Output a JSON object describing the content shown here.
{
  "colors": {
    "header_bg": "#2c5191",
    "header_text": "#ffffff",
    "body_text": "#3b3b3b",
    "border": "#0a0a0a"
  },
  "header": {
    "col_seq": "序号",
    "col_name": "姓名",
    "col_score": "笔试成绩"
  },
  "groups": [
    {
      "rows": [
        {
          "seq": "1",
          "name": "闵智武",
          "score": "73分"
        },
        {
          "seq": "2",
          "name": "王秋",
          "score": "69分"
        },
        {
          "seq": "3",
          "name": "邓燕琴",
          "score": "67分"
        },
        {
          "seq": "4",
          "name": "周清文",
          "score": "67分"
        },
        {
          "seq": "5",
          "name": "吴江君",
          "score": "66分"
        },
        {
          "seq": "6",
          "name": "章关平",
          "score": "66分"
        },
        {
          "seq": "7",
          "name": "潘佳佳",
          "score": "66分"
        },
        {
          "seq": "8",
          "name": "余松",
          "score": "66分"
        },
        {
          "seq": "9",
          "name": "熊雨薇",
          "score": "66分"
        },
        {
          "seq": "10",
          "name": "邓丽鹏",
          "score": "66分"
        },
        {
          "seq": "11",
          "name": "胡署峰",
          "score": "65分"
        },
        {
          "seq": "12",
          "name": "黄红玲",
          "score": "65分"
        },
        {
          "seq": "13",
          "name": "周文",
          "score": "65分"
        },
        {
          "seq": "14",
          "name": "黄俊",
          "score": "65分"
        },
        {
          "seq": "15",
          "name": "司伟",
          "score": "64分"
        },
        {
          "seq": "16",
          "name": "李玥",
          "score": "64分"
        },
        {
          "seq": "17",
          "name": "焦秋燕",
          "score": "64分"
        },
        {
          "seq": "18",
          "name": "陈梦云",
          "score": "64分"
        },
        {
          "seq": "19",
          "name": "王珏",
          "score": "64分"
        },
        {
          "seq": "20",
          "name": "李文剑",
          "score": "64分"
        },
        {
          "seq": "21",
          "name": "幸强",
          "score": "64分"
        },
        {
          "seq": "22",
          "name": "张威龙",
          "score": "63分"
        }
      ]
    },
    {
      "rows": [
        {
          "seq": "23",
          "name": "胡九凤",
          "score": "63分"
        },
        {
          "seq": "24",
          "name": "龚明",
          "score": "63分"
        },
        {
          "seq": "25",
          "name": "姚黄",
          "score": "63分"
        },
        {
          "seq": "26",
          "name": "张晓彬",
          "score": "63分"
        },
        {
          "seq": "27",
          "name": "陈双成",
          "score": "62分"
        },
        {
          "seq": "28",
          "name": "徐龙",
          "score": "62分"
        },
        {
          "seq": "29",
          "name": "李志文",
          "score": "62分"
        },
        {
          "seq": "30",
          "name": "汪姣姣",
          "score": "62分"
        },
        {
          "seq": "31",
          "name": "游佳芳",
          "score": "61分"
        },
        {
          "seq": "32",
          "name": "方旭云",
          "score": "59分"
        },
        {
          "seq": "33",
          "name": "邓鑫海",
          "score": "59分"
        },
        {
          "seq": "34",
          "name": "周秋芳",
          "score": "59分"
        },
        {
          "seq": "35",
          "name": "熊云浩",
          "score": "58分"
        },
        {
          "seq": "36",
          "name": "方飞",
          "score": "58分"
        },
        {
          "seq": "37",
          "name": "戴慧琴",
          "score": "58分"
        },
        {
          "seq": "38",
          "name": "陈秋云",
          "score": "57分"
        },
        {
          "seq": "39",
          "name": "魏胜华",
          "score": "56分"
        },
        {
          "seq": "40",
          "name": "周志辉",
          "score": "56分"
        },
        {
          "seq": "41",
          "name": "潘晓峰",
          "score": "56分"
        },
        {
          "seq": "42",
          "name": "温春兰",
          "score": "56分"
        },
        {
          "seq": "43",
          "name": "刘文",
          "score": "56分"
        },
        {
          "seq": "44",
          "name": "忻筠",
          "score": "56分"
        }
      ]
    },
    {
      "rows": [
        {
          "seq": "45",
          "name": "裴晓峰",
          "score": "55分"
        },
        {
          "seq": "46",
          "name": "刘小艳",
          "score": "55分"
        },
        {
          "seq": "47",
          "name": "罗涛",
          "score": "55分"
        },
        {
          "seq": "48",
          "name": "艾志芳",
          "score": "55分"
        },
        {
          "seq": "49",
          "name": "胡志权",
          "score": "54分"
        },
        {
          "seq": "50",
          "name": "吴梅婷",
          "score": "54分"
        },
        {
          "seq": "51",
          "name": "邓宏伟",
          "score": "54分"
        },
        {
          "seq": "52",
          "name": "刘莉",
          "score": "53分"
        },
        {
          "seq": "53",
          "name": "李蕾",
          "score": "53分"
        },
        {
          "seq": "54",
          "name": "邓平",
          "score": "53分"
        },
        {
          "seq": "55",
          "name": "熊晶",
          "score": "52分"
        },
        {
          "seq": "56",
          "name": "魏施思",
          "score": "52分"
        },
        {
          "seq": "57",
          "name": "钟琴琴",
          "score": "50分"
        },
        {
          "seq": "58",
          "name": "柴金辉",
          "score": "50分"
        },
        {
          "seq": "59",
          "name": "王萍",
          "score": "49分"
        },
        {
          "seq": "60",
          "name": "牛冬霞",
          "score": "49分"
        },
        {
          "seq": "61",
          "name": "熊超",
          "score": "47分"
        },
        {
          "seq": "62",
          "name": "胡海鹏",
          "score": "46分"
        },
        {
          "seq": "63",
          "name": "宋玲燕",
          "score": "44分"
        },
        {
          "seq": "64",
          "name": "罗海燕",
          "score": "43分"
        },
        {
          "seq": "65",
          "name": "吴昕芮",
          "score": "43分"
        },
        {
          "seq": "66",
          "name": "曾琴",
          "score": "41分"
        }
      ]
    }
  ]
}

» WRITTEN INSTRUCTION
Return every record, word for word.

» FINISHED TASK
Output a JSON object describing the content shown here.
{
  "colors": {
    "header_bg": "#2c5191",
    "header_text": "#ffffff",
    "body_text": "#3b3b3b",
    "border": "#0a0a0a"
  },
  "header": {
    "col_seq": "序号",
    "col_name": "姓名",
    "col_score": "笔试成绩"
  },
  "groups": [
    {
      "rows": [
        {
          "seq": "1",
          "name": "闵智武",
          "score": "73分"
        },
        {
          "seq": "2",
          "name": "王秋",
          "score": "69分"
        },
        {
          "seq": "3",
          "name": "邓燕琴",
          "score": "67分"
        },
        {
          "seq": "4",
          "name": "周清文",
          "score": "67分"
        },
        {
          "seq": "5",
          "name": "吴江君",
          "score": "66分"
        },
        {
          "seq": "6",
          "name": "章关平",
          "score": "66分"
        },
        {
          "seq": "7",
          "name": "潘佳佳",
          "score": "66分"
        },
        {
          "seq": "8",
          "name": "余松",
          "score": "66分"
        },
        {
          "seq": "9",
          "name": "熊雨薇",
          "score": "66分"
        },
        {
          "seq": "10",
          "name": "邓丽鹏",
          "score": "66分"
        },
        {
          "seq": "11",
          "name": "胡署峰",
          "score": "65分"
        },
        {
          "seq": "12",
          "name": "黄红玲",
          "score": "65分"
        },
        {
          "seq": "13",
          "name": "周文",
          "score": "65分"
        },
        {
          "seq": "14",
          "name": "黄俊",
          "score": "65分"
        },
        {
          "seq": "15",
          "name": "司伟",
          "score": "64分"
        },
        {
          "seq": "16",
          "name": "李玥",
          "score": "64分"
        },
        {
          "seq": "17",
          "name": "焦秋燕",
          "score": "64分"
        },
        {
          "seq": "18",
          "name": "陈梦云",
          "score": "64分"
        },
        {
          "seq": "19",
          "name": "王珏",
          "score": "64分"
        },
        {
          "seq": "20",
          "name": "李文剑",
          "score": "64分"
        },
        {
          "seq": "21",
          "name": "幸强",
          "score": "64分"
        },
        {
          "seq": "22",
          "name": "张威龙",
          "score": "63分"
        }
      ]
    },
    {
      "rows": [
        {
          "seq": "23",
          "name": "胡九凤",
          "score": "63分"
        },
        {
          "seq": "24",
          "name": "龚明",
          "score": "63分"
        },
        {
          "seq": "25",
          "name": "姚黄",
          "score": "63分"
        },
        {
          "seq": "26",
          "name": "张晓彬",
          "score": "63分"
        },
        {
          "seq": "27",
          "name": "陈双成",
          "score": "62分"
        },
        {
          "seq": "28",
          "name": "徐龙",
          "score": "62分"
        },
        {
          "seq": "29",
          "name": "李志文",
          "score": "62分"
        },
        {
          "seq": "30",
          "name": "汪姣姣",
          "score": "62分"
        },
        {
          "seq": "31",
          "name": "游佳芳",
          "score": "61分"
        },
        {
          "seq": "32",
          "name": "方旭云",
          "score": "59分"
        },
        {
          "seq": "33",
          "name": "邓鑫海",
          "score": "59分"
        },
        {
          "seq": "34",
          "name": "周秋芳",
          "score": "59分"
        },
        {
          "seq": "35",
          "name": "熊云浩",
          "score": "58分"
        },
        {
          "seq": "36",
          "name": "方飞",
          "score": "58分"
        },
        {
          "seq": "37",
          "name": "戴慧琴",
          "score": "58分"
        },
        {
          "seq": "38",
          "name": "陈秋云",
          "score": "57分"
        },
        {
          "seq": "39",
          "name": "魏胜华",
          "score": "56分"
        },
        {
          "seq": "40",
          "name": "周志辉",
          "score": "56分"
        },
        {
          "seq": "41",
          "name": "潘晓峰",
          "score": "56分"
        },
        {
          "seq": "42",
          "name": "温春兰",
          "score": "56分"
        },
        {
          "seq": "43",
          "name": "刘文",
          "score": "56分"
        },
        {
          "seq": "44",
          "name": "忻筠",
          "score": "56分"
        }
      ]
    },
    {
      "rows": [
        {
          "seq": "45",
          "name": "裴晓峰",
          "score": "55分"
        },
        {
          "seq": "46",
          "name": "刘小艳",
          "score": "55分"
        },
        {
          "seq": "47",
          "name": "罗涛",
          "score": "55分"
        },
        {
          "seq": "48",
          "name": "艾志芳",
          "score": "55分"
        },
        {
          "seq": "49",
          "name": "胡志权",
          "score": "54分"
        },
        {
          "seq": "50",
          "name": "吴梅婷",
          "score": "54分"
        },
        {
          "seq": "51",
          "name": "邓宏伟",
          "score": "54分"
        },
        {
          "seq": "52",
          "name": "刘莉",
          "score": "53分"
        },
        {
          "seq": "53",
          "name": "李蕾",
          "score": "53分"
        },
        {
          "seq": "54",
          "name": "邓平",
          "score": "53分"
        },
        {
          "seq": "55",
          "name": "熊晶",
          "score": "52分"
        },
        {
          "seq": "56",
          "name": "魏施思",
          "score": "52分"
        },
        {
          "seq": "57",
          "name": "钟琴琴",
          "score": "50分"
        },
        {
          "seq": "58",
          "name": "柴金辉",
          "score": "50分"
        },
        {
          "seq": "59",
          "name": "王萍",
          "score": "49分"
        },
        {
          "seq": "60",
          "name": "牛冬霞",
          "score": "49分"
        },
        {
          "seq": "61",
          "name": "熊超",
          "score": "47分"
        },
        {
          "seq": "62",
          "name": "胡海鹏",
          "score": "46分"
        },
        {
          "seq": "63",
          "name": "宋玲燕",
          "score": "44分"
        },
        {
          "seq": "64",
          "name": "罗海燕",
          "score": "43分"
        },
        {
          "seq": "65",
          "name": "吴昕芮",
          "score": "43分"
        },
        {
          "seq": "66",
          "name": "曾琴",
          "score": "41分"
        }
      ]
    }
  ]
}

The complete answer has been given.